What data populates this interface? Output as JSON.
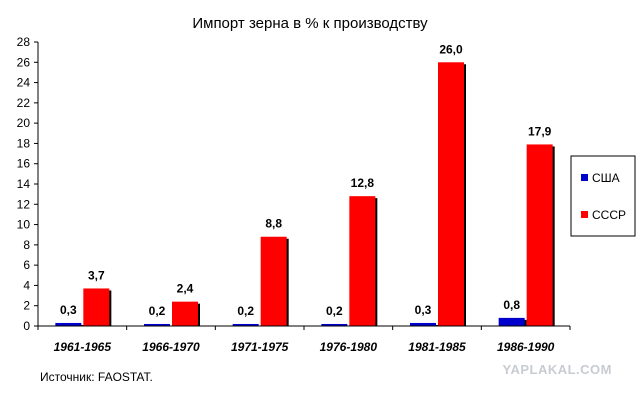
{
  "chart_data": {
    "type": "bar",
    "title": "Импорт зерна в % к производству",
    "categories": [
      "1961-1965",
      "1966-1970",
      "1971-1975",
      "1976-1980",
      "1981-1985",
      "1986-1990"
    ],
    "series": [
      {
        "name": "США",
        "color": "#0000cc",
        "values": [
          0.3,
          0.2,
          0.2,
          0.2,
          0.3,
          0.8
        ],
        "labels": [
          "0,3",
          "0,2",
          "0,2",
          "0,2",
          "0,3",
          "0,8"
        ]
      },
      {
        "name": "СССР",
        "color": "#ff0000",
        "values": [
          3.7,
          2.4,
          8.8,
          12.8,
          26.0,
          17.9
        ],
        "labels": [
          "3,7",
          "2,4",
          "8,8",
          "12,8",
          "26,0",
          "17,9"
        ]
      }
    ],
    "ylim": [
      0,
      28
    ],
    "yticks": [
      "0",
      "2",
      "4",
      "6",
      "8",
      "10",
      "12",
      "14",
      "16",
      "18",
      "20",
      "22",
      "24",
      "26",
      "28"
    ],
    "grid": false,
    "legend_position": "right"
  },
  "footer": {
    "source": "Источник: FAOSTAT.",
    "watermark": "YAPLAKAL.COM"
  }
}
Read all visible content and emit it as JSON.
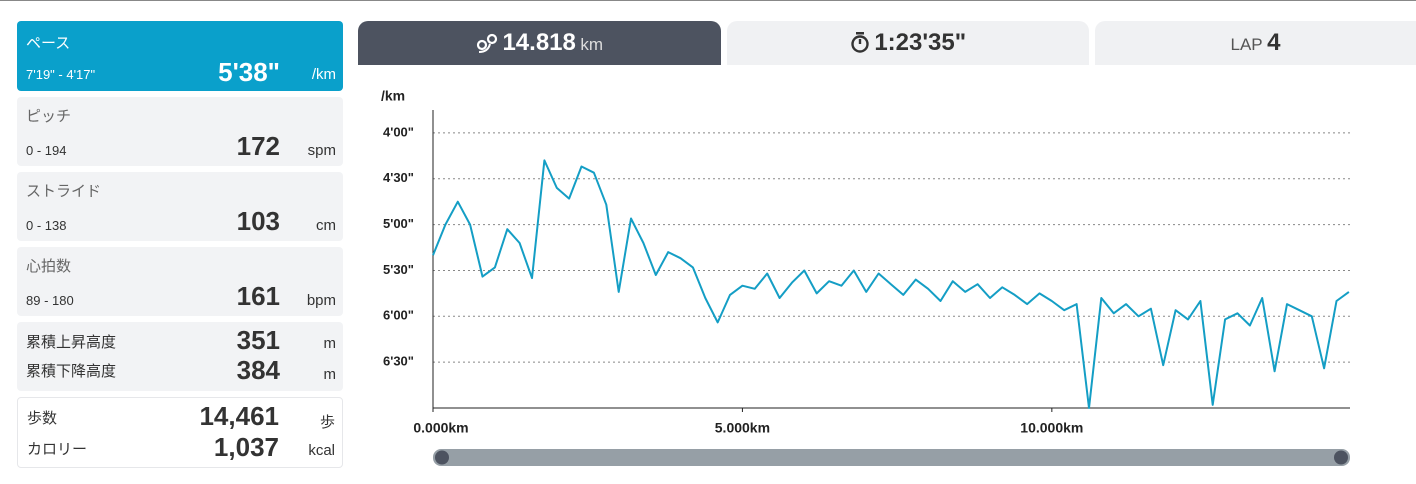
{
  "sidebar": {
    "pace": {
      "label": "ペース",
      "range": "7'19\" - 4'17\"",
      "value": "5'38\"",
      "unit": "/km"
    },
    "pitch": {
      "label": "ピッチ",
      "range": "0 - 194",
      "value": "172",
      "unit": "spm"
    },
    "stride": {
      "label": "ストライド",
      "range": "0 - 138",
      "value": "103",
      "unit": "cm"
    },
    "heart_rate": {
      "label": "心拍数",
      "range": "89 - 180",
      "value": "161",
      "unit": "bpm"
    },
    "elevation": {
      "ascent_label": "累積上昇高度",
      "ascent_value": "351",
      "ascent_unit": "m",
      "descent_label": "累積下降高度",
      "descent_value": "384",
      "descent_unit": "m"
    },
    "steps": {
      "steps_label": "歩数",
      "steps_value": "14,461",
      "steps_unit": "歩",
      "calories_label": "カロリー",
      "calories_value": "1,037",
      "calories_unit": "kcal"
    }
  },
  "tabs": {
    "distance_value": "14.818",
    "distance_unit": "km",
    "time_value": "1:23'35\"",
    "lap_label": "LAP",
    "lap_value": "4"
  },
  "chart_data": {
    "type": "line",
    "y_label": "/km",
    "color": "#149ec5",
    "grid": true,
    "y_reversed": true,
    "xlim": [
      0,
      14.818
    ],
    "ylim": [
      225,
      420
    ],
    "xticks": [
      {
        "value": 0,
        "label": "0.000km"
      },
      {
        "value": 5,
        "label": "5.000km"
      },
      {
        "value": 10,
        "label": "10.000km"
      }
    ],
    "yticks": [
      {
        "value": 240,
        "label": "4'00\""
      },
      {
        "value": 270,
        "label": "4'30\""
      },
      {
        "value": 300,
        "label": "5'00\""
      },
      {
        "value": 330,
        "label": "5'30\""
      },
      {
        "value": 360,
        "label": "6'00\""
      },
      {
        "value": 390,
        "label": "6'30\""
      }
    ],
    "x": [
      0.0,
      0.2,
      0.4,
      0.6,
      0.8,
      1.0,
      1.2,
      1.4,
      1.6,
      1.8,
      2.0,
      2.2,
      2.4,
      2.6,
      2.8,
      3.0,
      3.2,
      3.4,
      3.6,
      3.8,
      4.0,
      4.2,
      4.4,
      4.6,
      4.8,
      5.0,
      5.2,
      5.4,
      5.6,
      5.8,
      6.0,
      6.2,
      6.4,
      6.6,
      6.8,
      7.0,
      7.2,
      7.4,
      7.6,
      7.8,
      8.0,
      8.2,
      8.4,
      8.6,
      8.8,
      9.0,
      9.2,
      9.4,
      9.6,
      9.8,
      10.0,
      10.2,
      10.4,
      10.6,
      10.8,
      11.0,
      11.2,
      11.4,
      11.6,
      11.8,
      12.0,
      12.2,
      12.4,
      12.6,
      12.8,
      13.0,
      13.2,
      13.4,
      13.6,
      13.8,
      14.0,
      14.2,
      14.4,
      14.6,
      14.8
    ],
    "values": [
      320,
      300,
      285,
      300,
      334,
      328,
      303,
      312,
      335,
      258,
      276,
      283,
      262,
      266,
      287,
      344,
      296,
      312,
      333,
      318,
      322,
      328,
      348,
      364,
      346,
      340,
      342,
      332,
      348,
      338,
      330,
      345,
      337,
      340,
      330,
      344,
      332,
      339,
      346,
      336,
      342,
      350,
      337,
      344,
      339,
      348,
      341,
      346,
      352,
      345,
      350,
      356,
      352,
      420,
      348,
      358,
      352,
      360,
      355,
      392,
      356,
      362,
      350,
      418,
      362,
      358,
      366,
      348,
      396,
      352,
      356,
      360,
      394,
      350,
      344
    ]
  }
}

-=-=-=-=-

Each record should be quoted exactly, with the images omitted.

What data populates this interface? Output as JSON.
{
  "chart_data": {
    "type": "bar",
    "title": "Импорт зерна в % к производству",
    "categories": [
      "1961-1965",
      "1966-1970",
      "1971-1975",
      "1976-1980",
      "1981-1985",
      "1986-1990"
    ],
    "series": [
      {
        "name": "США",
        "color": "#0000cc",
        "values": [
          0.3,
          0.2,
          0.2,
          0.2,
          0.3,
          0.8
        ],
        "labels": [
          "0,3",
          "0,2",
          "0,2",
          "0,2",
          "0,3",
          "0,8"
        ]
      },
      {
        "name": "СССР",
        "color": "#ff0000",
        "values": [
          3.7,
          2.4,
          8.8,
          12.8,
          26.0,
          17.9
        ],
        "labels": [
          "3,7",
          "2,4",
          "8,8",
          "12,8",
          "26,0",
          "17,9"
        ]
      }
    ],
    "ylim": [
      0,
      28
    ],
    "yticks": [
      "0",
      "2",
      "4",
      "6",
      "8",
      "10",
      "12",
      "14",
      "16",
      "18",
      "20",
      "22",
      "24",
      "26",
      "28"
    ],
    "grid": false,
    "legend_position": "right"
  },
  "footer": {
    "source": "Источник: FAOSTAT.",
    "watermark": "YAPLAKAL.COM"
  }
}
Read all visible content and emit it as JSON.
{
  "sidebar": {
    "pace": {
      "label": "ペース",
      "range": "7'19\" - 4'17\"",
      "value": "5'38\"",
      "unit": "/km"
    },
    "pitch": {
      "label": "ピッチ",
      "range": "0 - 194",
      "value": "172",
      "unit": "spm"
    },
    "stride": {
      "label": "ストライド",
      "range": "0 - 138",
      "value": "103",
      "unit": "cm"
    },
    "heart_rate": {
      "label": "心拍数",
      "range": "89 - 180",
      "value": "161",
      "unit": "bpm"
    },
    "elevation": {
      "ascent_label": "累積上昇高度",
      "ascent_value": "351",
      "ascent_unit": "m",
      "descent_label": "累積下降高度",
      "descent_value": "384",
      "descent_unit": "m"
    },
    "steps": {
      "steps_label": "歩数",
      "steps_value": "14,461",
      "steps_unit": "歩",
      "calories_label": "カロリー",
      "calories_value": "1,037",
      "calories_unit": "kcal"
    }
  },
  "tabs": {
    "distance_value": "14.818",
    "distance_unit": "km",
    "time_value": "1:23'35\"",
    "lap_label": "LAP",
    "lap_value": "4"
  },
  "chart_data": {
    "type": "line",
    "y_label": "/km",
    "color": "#149ec5",
    "grid": true,
    "y_reversed": true,
    "xlim": [
      0,
      14.818
    ],
    "ylim": [
      225,
      420
    ],
    "xticks": [
      {
        "value": 0,
        "label": "0.000km"
      },
      {
        "value": 5,
        "label": "5.000km"
      },
      {
        "value": 10,
        "label": "10.000km"
      }
    ],
    "yticks": [
      {
        "value": 240,
        "label": "4'00\""
      },
      {
        "value": 270,
        "label": "4'30\""
      },
      {
        "value": 300,
        "label": "5'00\""
      },
      {
        "value": 330,
        "label": "5'30\""
      },
      {
        "value": 360,
        "label": "6'00\""
      },
      {
        "value": 390,
        "label": "6'30\""
      }
    ],
    "x": [
      0.0,
      0.2,
      0.4,
      0.6,
      0.8,
      1.0,
      1.2,
      1.4,
      1.6,
      1.8,
      2.0,
      2.2,
      2.4,
      2.6,
      2.8,
      3.0,
      3.2,
      3.4,
      3.6,
      3.8,
      4.0,
      4.2,
      4.4,
      4.6,
      4.8,
      5.0,
      5.2,
      5.4,
      5.6,
      5.8,
      6.0,
      6.2,
      6.4,
      6.6,
      6.8,
      7.0,
      7.2,
      7.4,
      7.6,
      7.8,
      8.0,
      8.2,
      8.4,
      8.6,
      8.8,
      9.0,
      9.2,
      9.4,
      9.6,
      9.8,
      10.0,
      10.2,
      10.4,
      10.6,
      10.8,
      11.0,
      11.2,
      11.4,
      11.6,
      11.8,
      12.0,
      12.2,
      12.4,
      12.6,
      12.8,
      13.0,
      13.2,
      13.4,
      13.6,
      13.8,
      14.0,
      14.2,
      14.4,
      14.6,
      14.8
    ],
    "values": [
      320,
      300,
      285,
      300,
      334,
      328,
      303,
      312,
      335,
      258,
      276,
      283,
      262,
      266,
      287,
      344,
      296,
      312,
      333,
      318,
      322,
      328,
      348,
      364,
      346,
      340,
      342,
      332,
      348,
      338,
      330,
      345,
      337,
      340,
      330,
      344,
      332,
      339,
      346,
      336,
      342,
      350,
      337,
      344,
      339,
      348,
      341,
      346,
      352,
      345,
      350,
      356,
      352,
      420,
      348,
      358,
      352,
      360,
      355,
      392,
      356,
      362,
      350,
      418,
      362,
      358,
      366,
      348,
      396,
      352,
      356,
      360,
      394,
      350,
      344
    ]
  }
}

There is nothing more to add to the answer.